Start
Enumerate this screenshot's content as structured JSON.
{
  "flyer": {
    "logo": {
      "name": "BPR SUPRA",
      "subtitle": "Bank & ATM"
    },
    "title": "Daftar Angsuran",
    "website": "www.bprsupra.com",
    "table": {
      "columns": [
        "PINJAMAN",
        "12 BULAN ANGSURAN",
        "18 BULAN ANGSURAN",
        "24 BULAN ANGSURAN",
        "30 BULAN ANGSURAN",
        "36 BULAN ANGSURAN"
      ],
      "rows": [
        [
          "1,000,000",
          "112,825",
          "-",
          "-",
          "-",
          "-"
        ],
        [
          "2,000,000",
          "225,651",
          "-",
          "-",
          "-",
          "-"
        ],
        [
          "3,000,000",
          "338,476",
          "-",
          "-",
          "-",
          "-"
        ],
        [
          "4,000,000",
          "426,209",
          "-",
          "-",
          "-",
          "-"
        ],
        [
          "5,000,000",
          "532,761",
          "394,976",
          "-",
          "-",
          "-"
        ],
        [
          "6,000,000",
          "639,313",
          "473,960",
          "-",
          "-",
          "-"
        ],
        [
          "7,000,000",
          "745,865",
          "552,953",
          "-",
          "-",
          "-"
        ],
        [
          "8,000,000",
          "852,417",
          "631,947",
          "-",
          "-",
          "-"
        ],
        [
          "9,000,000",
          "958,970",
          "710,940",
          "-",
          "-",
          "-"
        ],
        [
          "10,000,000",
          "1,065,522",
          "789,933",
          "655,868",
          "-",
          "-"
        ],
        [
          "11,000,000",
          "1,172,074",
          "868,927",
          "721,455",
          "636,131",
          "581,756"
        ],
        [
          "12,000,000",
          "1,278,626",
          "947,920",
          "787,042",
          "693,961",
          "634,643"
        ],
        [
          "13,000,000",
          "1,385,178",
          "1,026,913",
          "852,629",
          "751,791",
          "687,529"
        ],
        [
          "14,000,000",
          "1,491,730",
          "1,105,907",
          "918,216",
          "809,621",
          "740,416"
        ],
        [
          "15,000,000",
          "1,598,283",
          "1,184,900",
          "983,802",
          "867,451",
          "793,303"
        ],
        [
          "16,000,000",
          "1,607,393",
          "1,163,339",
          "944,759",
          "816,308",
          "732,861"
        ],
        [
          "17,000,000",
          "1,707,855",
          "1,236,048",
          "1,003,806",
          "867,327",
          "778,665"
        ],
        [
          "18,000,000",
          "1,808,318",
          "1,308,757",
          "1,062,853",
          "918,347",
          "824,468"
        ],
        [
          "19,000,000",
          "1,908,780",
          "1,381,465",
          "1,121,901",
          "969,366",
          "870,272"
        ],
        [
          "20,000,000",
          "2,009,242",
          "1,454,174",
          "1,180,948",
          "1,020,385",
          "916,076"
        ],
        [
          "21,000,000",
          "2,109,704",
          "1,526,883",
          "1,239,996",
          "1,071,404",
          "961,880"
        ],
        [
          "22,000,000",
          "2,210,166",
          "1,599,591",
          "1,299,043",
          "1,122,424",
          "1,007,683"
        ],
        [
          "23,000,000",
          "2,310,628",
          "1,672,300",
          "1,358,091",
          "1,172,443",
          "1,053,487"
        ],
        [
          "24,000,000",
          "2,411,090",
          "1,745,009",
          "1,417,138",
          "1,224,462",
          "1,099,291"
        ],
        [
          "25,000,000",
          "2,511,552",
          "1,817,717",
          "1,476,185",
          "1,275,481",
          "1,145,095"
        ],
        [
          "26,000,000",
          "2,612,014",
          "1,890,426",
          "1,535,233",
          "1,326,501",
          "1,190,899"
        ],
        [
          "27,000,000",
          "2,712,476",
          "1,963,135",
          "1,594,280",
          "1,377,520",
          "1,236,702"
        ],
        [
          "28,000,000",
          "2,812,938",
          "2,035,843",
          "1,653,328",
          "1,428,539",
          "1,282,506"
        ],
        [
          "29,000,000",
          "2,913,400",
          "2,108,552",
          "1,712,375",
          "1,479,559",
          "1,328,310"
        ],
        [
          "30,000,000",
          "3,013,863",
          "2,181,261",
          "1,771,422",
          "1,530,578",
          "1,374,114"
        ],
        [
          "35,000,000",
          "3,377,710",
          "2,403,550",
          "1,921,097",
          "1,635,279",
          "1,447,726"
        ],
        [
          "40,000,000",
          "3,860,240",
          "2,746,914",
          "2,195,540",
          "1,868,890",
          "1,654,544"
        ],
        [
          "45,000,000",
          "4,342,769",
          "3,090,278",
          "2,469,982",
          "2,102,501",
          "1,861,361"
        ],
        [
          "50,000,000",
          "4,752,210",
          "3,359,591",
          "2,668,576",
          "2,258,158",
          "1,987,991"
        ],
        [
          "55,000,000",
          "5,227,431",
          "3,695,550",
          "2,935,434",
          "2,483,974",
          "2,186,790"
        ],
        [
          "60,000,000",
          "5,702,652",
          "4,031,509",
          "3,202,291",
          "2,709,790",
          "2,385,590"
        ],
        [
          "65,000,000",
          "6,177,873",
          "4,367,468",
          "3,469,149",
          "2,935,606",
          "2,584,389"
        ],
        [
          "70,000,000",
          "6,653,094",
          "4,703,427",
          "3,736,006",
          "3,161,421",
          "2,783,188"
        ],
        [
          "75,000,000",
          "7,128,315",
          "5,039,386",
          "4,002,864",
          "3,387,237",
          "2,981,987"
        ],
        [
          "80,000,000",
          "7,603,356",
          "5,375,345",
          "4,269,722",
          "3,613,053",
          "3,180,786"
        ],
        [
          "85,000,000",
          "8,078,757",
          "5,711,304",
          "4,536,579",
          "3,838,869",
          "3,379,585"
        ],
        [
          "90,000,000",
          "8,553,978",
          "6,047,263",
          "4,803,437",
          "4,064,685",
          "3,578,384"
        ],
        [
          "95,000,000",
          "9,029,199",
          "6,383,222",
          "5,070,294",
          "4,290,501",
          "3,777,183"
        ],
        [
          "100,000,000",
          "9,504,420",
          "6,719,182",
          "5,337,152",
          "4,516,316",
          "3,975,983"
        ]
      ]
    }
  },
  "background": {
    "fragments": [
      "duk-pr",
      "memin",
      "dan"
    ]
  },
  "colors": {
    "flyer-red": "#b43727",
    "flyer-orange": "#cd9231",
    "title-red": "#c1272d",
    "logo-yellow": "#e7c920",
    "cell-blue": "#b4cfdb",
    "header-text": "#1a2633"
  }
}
End
-- TASK TO CARRY OUT --
Retype the material in full. Each word must match.

-- TASK RESULT --
Enumerate this screenshot's content as structured JSON.
{
  "flyer": {
    "logo": {
      "name": "BPR SUPRA",
      "subtitle": "Bank & ATM"
    },
    "title": "Daftar Angsuran",
    "website": "www.bprsupra.com",
    "table": {
      "columns": [
        "PINJAMAN",
        "12 BULAN ANGSURAN",
        "18 BULAN ANGSURAN",
        "24 BULAN ANGSURAN",
        "30 BULAN ANGSURAN",
        "36 BULAN ANGSURAN"
      ],
      "rows": [
        [
          "1,000,000",
          "112,825",
          "-",
          "-",
          "-",
          "-"
        ],
        [
          "2,000,000",
          "225,651",
          "-",
          "-",
          "-",
          "-"
        ],
        [
          "3,000,000",
          "338,476",
          "-",
          "-",
          "-",
          "-"
        ],
        [
          "4,000,000",
          "426,209",
          "-",
          "-",
          "-",
          "-"
        ],
        [
          "5,000,000",
          "532,761",
          "394,976",
          "-",
          "-",
          "-"
        ],
        [
          "6,000,000",
          "639,313",
          "473,960",
          "-",
          "-",
          "-"
        ],
        [
          "7,000,000",
          "745,865",
          "552,953",
          "-",
          "-",
          "-"
        ],
        [
          "8,000,000",
          "852,417",
          "631,947",
          "-",
          "-",
          "-"
        ],
        [
          "9,000,000",
          "958,970",
          "710,940",
          "-",
          "-",
          "-"
        ],
        [
          "10,000,000",
          "1,065,522",
          "789,933",
          "655,868",
          "-",
          "-"
        ],
        [
          "11,000,000",
          "1,172,074",
          "868,927",
          "721,455",
          "636,131",
          "581,756"
        ],
        [
          "12,000,000",
          "1,278,626",
          "947,920",
          "787,042",
          "693,961",
          "634,643"
        ],
        [
          "13,000,000",
          "1,385,178",
          "1,026,913",
          "852,629",
          "751,791",
          "687,529"
        ],
        [
          "14,000,000",
          "1,491,730",
          "1,105,907",
          "918,216",
          "809,621",
          "740,416"
        ],
        [
          "15,000,000",
          "1,598,283",
          "1,184,900",
          "983,802",
          "867,451",
          "793,303"
        ],
        [
          "16,000,000",
          "1,607,393",
          "1,163,339",
          "944,759",
          "816,308",
          "732,861"
        ],
        [
          "17,000,000",
          "1,707,855",
          "1,236,048",
          "1,003,806",
          "867,327",
          "778,665"
        ],
        [
          "18,000,000",
          "1,808,318",
          "1,308,757",
          "1,062,853",
          "918,347",
          "824,468"
        ],
        [
          "19,000,000",
          "1,908,780",
          "1,381,465",
          "1,121,901",
          "969,366",
          "870,272"
        ],
        [
          "20,000,000",
          "2,009,242",
          "1,454,174",
          "1,180,948",
          "1,020,385",
          "916,076"
        ],
        [
          "21,000,000",
          "2,109,704",
          "1,526,883",
          "1,239,996",
          "1,071,404",
          "961,880"
        ],
        [
          "22,000,000",
          "2,210,166",
          "1,599,591",
          "1,299,043",
          "1,122,424",
          "1,007,683"
        ],
        [
          "23,000,000",
          "2,310,628",
          "1,672,300",
          "1,358,091",
          "1,172,443",
          "1,053,487"
        ],
        [
          "24,000,000",
          "2,411,090",
          "1,745,009",
          "1,417,138",
          "1,224,462",
          "1,099,291"
        ],
        [
          "25,000,000",
          "2,511,552",
          "1,817,717",
          "1,476,185",
          "1,275,481",
          "1,145,095"
        ],
        [
          "26,000,000",
          "2,612,014",
          "1,890,426",
          "1,535,233",
          "1,326,501",
          "1,190,899"
        ],
        [
          "27,000,000",
          "2,712,476",
          "1,963,135",
          "1,594,280",
          "1,377,520",
          "1,236,702"
        ],
        [
          "28,000,000",
          "2,812,938",
          "2,035,843",
          "1,653,328",
          "1,428,539",
          "1,282,506"
        ],
        [
          "29,000,000",
          "2,913,400",
          "2,108,552",
          "1,712,375",
          "1,479,559",
          "1,328,310"
        ],
        [
          "30,000,000",
          "3,013,863",
          "2,181,261",
          "1,771,422",
          "1,530,578",
          "1,374,114"
        ],
        [
          "35,000,000",
          "3,377,710",
          "2,403,550",
          "1,921,097",
          "1,635,279",
          "1,447,726"
        ],
        [
          "40,000,000",
          "3,860,240",
          "2,746,914",
          "2,195,540",
          "1,868,890",
          "1,654,544"
        ],
        [
          "45,000,000",
          "4,342,769",
          "3,090,278",
          "2,469,982",
          "2,102,501",
          "1,861,361"
        ],
        [
          "50,000,000",
          "4,752,210",
          "3,359,591",
          "2,668,576",
          "2,258,158",
          "1,987,991"
        ],
        [
          "55,000,000",
          "5,227,431",
          "3,695,550",
          "2,935,434",
          "2,483,974",
          "2,186,790"
        ],
        [
          "60,000,000",
          "5,702,652",
          "4,031,509",
          "3,202,291",
          "2,709,790",
          "2,385,590"
        ],
        [
          "65,000,000",
          "6,177,873",
          "4,367,468",
          "3,469,149",
          "2,935,606",
          "2,584,389"
        ],
        [
          "70,000,000",
          "6,653,094",
          "4,703,427",
          "3,736,006",
          "3,161,421",
          "2,783,188"
        ],
        [
          "75,000,000",
          "7,128,315",
          "5,039,386",
          "4,002,864",
          "3,387,237",
          "2,981,987"
        ],
        [
          "80,000,000",
          "7,603,356",
          "5,375,345",
          "4,269,722",
          "3,613,053",
          "3,180,786"
        ],
        [
          "85,000,000",
          "8,078,757",
          "5,711,304",
          "4,536,579",
          "3,838,869",
          "3,379,585"
        ],
        [
          "90,000,000",
          "8,553,978",
          "6,047,263",
          "4,803,437",
          "4,064,685",
          "3,578,384"
        ],
        [
          "95,000,000",
          "9,029,199",
          "6,383,222",
          "5,070,294",
          "4,290,501",
          "3,777,183"
        ],
        [
          "100,000,000",
          "9,504,420",
          "6,719,182",
          "5,337,152",
          "4,516,316",
          "3,975,983"
        ]
      ]
    }
  },
  "background": {
    "fragments": [
      "duk-pr",
      "memin",
      "dan"
    ]
  },
  "colors": {
    "flyer-red": "#b43727",
    "flyer-orange": "#cd9231",
    "title-red": "#c1272d",
    "logo-yellow": "#e7c920",
    "cell-blue": "#b4cfdb",
    "header-text": "#1a2633"
  }
}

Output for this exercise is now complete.